Data supplied
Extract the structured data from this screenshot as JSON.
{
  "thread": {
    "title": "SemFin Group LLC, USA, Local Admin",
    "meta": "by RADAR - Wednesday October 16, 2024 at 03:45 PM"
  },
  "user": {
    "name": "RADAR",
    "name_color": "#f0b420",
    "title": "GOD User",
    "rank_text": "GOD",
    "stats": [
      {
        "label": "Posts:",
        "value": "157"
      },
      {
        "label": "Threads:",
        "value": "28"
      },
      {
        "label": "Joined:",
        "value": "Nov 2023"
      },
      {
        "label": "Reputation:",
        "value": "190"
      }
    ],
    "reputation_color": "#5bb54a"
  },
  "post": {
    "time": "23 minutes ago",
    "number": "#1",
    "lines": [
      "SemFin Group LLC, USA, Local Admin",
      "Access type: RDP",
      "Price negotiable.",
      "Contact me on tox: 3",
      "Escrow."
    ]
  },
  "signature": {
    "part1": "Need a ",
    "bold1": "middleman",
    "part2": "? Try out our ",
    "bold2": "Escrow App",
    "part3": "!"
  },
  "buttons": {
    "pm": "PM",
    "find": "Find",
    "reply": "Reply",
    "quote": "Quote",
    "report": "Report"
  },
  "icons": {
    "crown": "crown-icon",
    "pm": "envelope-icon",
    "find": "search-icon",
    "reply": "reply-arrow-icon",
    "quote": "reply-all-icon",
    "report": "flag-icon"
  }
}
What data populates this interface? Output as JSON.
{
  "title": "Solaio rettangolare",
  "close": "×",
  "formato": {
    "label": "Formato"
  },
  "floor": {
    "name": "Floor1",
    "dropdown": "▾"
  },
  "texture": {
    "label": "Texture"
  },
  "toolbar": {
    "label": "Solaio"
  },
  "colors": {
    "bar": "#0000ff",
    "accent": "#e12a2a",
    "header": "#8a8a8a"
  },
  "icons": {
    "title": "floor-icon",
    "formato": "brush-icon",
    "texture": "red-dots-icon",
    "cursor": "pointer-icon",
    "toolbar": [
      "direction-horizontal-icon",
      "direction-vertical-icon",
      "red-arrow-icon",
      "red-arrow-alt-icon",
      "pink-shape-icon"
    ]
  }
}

Written problem
The word "arrow" appears in how many lines of the data? Answer with only the number.

Solution below
3